### DATA EXTRACT
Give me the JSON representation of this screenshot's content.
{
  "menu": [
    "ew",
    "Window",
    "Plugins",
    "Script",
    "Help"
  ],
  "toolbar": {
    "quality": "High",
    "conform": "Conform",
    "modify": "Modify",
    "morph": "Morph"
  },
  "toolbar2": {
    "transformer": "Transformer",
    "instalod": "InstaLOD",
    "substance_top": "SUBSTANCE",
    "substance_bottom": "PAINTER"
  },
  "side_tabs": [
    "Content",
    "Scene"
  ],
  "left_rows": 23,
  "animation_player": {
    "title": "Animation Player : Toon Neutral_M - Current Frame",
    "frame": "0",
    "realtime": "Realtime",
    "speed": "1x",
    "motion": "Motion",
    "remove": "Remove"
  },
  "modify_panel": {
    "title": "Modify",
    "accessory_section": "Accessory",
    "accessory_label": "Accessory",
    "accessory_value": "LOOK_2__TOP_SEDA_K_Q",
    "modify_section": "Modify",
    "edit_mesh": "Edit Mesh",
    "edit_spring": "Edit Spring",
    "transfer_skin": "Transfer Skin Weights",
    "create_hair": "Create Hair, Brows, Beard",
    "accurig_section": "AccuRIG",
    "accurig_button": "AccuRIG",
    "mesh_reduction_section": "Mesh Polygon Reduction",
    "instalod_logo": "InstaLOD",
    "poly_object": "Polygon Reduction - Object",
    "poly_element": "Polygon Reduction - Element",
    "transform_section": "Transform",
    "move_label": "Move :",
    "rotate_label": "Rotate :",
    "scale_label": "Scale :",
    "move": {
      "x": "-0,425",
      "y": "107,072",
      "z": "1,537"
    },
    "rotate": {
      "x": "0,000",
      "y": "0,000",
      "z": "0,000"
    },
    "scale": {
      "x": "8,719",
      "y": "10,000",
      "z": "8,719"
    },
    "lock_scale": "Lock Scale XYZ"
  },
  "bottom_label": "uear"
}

### PROBLEM TO WORK ON
Recopy the entries above in their entirety, exactly.

### THE REPLY
Give me the JSON representation of this screenshot's content.
{
  "menu": [
    "ew",
    "Window",
    "Plugins",
    "Script",
    "Help"
  ],
  "toolbar": {
    "quality": "High",
    "conform": "Conform",
    "modify": "Modify",
    "morph": "Morph"
  },
  "toolbar2": {
    "transformer": "Transformer",
    "instalod": "InstaLOD",
    "substance_top": "SUBSTANCE",
    "substance_bottom": "PAINTER"
  },
  "side_tabs": [
    "Content",
    "Scene"
  ],
  "left_rows": 23,
  "animation_player": {
    "title": "Animation Player : Toon Neutral_M - Current Frame",
    "frame": "0",
    "realtime": "Realtime",
    "speed": "1x",
    "motion": "Motion",
    "remove": "Remove"
  },
  "modify_panel": {
    "title": "Modify",
    "accessory_section": "Accessory",
    "accessory_label": "Accessory",
    "accessory_value": "LOOK_2__TOP_SEDA_K_Q",
    "modify_section": "Modify",
    "edit_mesh": "Edit Mesh",
    "edit_spring": "Edit Spring",
    "transfer_skin": "Transfer Skin Weights",
    "create_hair": "Create Hair, Brows, Beard",
    "accurig_section": "AccuRIG",
    "accurig_button": "AccuRIG",
    "mesh_reduction_section": "Mesh Polygon Reduction",
    "instalod_logo": "InstaLOD",
    "poly_object": "Polygon Reduction - Object",
    "poly_element": "Polygon Reduction - Element",
    "transform_section": "Transform",
    "move_label": "Move :",
    "rotate_label": "Rotate :",
    "scale_label": "Scale :",
    "move": {
      "x": "-0,425",
      "y": "107,072",
      "z": "1,537"
    },
    "rotate": {
      "x": "0,000",
      "y": "0,000",
      "z": "0,000"
    },
    "scale": {
      "x": "8,719",
      "y": "10,000",
      "z": "8,719"
    },
    "lock_scale": "Lock Scale XYZ"
  },
  "bottom_label": "uear"
}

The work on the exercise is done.